▸ **What is being asked**
Write out the whole listing again, exactly as given.

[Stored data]
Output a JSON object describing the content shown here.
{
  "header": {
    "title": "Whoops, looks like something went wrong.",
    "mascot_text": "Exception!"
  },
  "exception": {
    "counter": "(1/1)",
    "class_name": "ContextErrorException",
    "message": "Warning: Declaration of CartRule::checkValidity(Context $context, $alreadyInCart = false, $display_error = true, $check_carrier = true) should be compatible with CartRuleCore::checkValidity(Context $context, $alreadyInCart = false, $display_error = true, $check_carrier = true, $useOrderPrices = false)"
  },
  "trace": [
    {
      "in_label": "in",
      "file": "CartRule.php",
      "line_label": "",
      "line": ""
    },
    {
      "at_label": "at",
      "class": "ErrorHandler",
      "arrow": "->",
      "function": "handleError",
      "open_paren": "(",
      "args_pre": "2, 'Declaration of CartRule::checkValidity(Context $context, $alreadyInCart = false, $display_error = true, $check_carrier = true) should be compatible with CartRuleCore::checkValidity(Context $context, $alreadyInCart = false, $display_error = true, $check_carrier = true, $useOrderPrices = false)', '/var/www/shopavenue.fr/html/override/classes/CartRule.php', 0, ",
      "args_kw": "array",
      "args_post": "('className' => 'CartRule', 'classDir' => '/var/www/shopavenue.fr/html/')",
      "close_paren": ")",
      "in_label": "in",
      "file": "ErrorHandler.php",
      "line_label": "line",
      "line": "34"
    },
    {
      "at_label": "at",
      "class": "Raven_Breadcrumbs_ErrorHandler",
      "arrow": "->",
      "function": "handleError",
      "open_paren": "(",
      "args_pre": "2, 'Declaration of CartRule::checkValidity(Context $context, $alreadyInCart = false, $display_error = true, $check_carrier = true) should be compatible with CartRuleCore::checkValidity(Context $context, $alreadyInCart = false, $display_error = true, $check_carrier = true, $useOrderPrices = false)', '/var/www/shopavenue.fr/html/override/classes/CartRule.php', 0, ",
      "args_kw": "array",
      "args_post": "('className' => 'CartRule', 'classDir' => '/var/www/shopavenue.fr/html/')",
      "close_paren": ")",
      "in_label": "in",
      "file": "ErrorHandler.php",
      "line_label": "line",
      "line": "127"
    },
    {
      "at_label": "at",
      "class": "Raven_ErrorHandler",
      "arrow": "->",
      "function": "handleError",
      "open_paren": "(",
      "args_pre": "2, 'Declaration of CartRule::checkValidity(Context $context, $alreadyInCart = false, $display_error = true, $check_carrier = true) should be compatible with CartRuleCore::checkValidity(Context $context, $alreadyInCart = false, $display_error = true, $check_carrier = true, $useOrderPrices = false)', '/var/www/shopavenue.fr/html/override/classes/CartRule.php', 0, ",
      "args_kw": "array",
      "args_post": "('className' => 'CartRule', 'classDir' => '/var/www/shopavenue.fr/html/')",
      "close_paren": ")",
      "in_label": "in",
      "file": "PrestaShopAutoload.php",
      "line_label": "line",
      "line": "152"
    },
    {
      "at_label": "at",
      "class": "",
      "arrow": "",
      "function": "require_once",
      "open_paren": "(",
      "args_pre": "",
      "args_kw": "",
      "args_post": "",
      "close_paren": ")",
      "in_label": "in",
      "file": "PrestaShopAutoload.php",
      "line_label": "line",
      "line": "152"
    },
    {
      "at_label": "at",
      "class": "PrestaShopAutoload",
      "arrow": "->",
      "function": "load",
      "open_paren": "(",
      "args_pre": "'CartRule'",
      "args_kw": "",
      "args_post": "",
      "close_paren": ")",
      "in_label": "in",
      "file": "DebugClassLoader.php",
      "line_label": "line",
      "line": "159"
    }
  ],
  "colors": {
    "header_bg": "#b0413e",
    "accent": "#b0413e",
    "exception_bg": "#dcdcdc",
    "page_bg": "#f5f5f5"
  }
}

▸ **Solution**
Output a JSON object describing the content shown here.
{
  "header": {
    "title": "Whoops, looks like something went wrong.",
    "mascot_text": "Exception!"
  },
  "exception": {
    "counter": "(1/1)",
    "class_name": "ContextErrorException",
    "message": "Warning: Declaration of CartRule::checkValidity(Context $context, $alreadyInCart = false, $display_error = true, $check_carrier = true) should be compatible with CartRuleCore::checkValidity(Context $context, $alreadyInCart = false, $display_error = true, $check_carrier = true, $useOrderPrices = false)"
  },
  "trace": [
    {
      "in_label": "in",
      "file": "CartRule.php",
      "line_label": "",
      "line": ""
    },
    {
      "at_label": "at",
      "class": "ErrorHandler",
      "arrow": "->",
      "function": "handleError",
      "open_paren": "(",
      "args_pre": "2, 'Declaration of CartRule::checkValidity(Context $context, $alreadyInCart = false, $display_error = true, $check_carrier = true) should be compatible with CartRuleCore::checkValidity(Context $context, $alreadyInCart = false, $display_error = true, $check_carrier = true, $useOrderPrices = false)', '/var/www/shopavenue.fr/html/override/classes/CartRule.php', 0, ",
      "args_kw": "array",
      "args_post": "('className' => 'CartRule', 'classDir' => '/var/www/shopavenue.fr/html/')",
      "close_paren": ")",
      "in_label": "in",
      "file": "ErrorHandler.php",
      "line_label": "line",
      "line": "34"
    },
    {
      "at_label": "at",
      "class": "Raven_Breadcrumbs_ErrorHandler",
      "arrow": "->",
      "function": "handleError",
      "open_paren": "(",
      "args_pre": "2, 'Declaration of CartRule::checkValidity(Context $context, $alreadyInCart = false, $display_error = true, $check_carrier = true) should be compatible with CartRuleCore::checkValidity(Context $context, $alreadyInCart = false, $display_error = true, $check_carrier = true, $useOrderPrices = false)', '/var/www/shopavenue.fr/html/override/classes/CartRule.php', 0, ",
      "args_kw": "array",
      "args_post": "('className' => 'CartRule', 'classDir' => '/var/www/shopavenue.fr/html/')",
      "close_paren": ")",
      "in_label": "in",
      "file": "ErrorHandler.php",
      "line_label": "line",
      "line": "127"
    },
    {
      "at_label": "at",
      "class": "Raven_ErrorHandler",
      "arrow": "->",
      "function": "handleError",
      "open_paren": "(",
      "args_pre": "2, 'Declaration of CartRule::checkValidity(Context $context, $alreadyInCart = false, $display_error = true, $check_carrier = true) should be compatible with CartRuleCore::checkValidity(Context $context, $alreadyInCart = false, $display_error = true, $check_carrier = true, $useOrderPrices = false)', '/var/www/shopavenue.fr/html/override/classes/CartRule.php', 0, ",
      "args_kw": "array",
      "args_post": "('className' => 'CartRule', 'classDir' => '/var/www/shopavenue.fr/html/')",
      "close_paren": ")",
      "in_label": "in",
      "file": "PrestaShopAutoload.php",
      "line_label": "line",
      "line": "152"
    },
    {
      "at_label": "at",
      "class": "",
      "arrow": "",
      "function": "require_once",
      "open_paren": "(",
      "args_pre": "",
      "args_kw": "",
      "args_post": "",
      "close_paren": ")",
      "in_label": "in",
      "file": "PrestaShopAutoload.php",
      "line_label": "line",
      "line": "152"
    },
    {
      "at_label": "at",
      "class": "PrestaShopAutoload",
      "arrow": "->",
      "function": "load",
      "open_paren": "(",
      "args_pre": "'CartRule'",
      "args_kw": "",
      "args_post": "",
      "close_paren": ")",
      "in_label": "in",
      "file": "DebugClassLoader.php",
      "line_label": "line",
      "line": "159"
    }
  ],
  "colors": {
    "header_bg": "#b0413e",
    "accent": "#b0413e",
    "exception_bg": "#dcdcdc",
    "page_bg": "#f5f5f5"
  }
}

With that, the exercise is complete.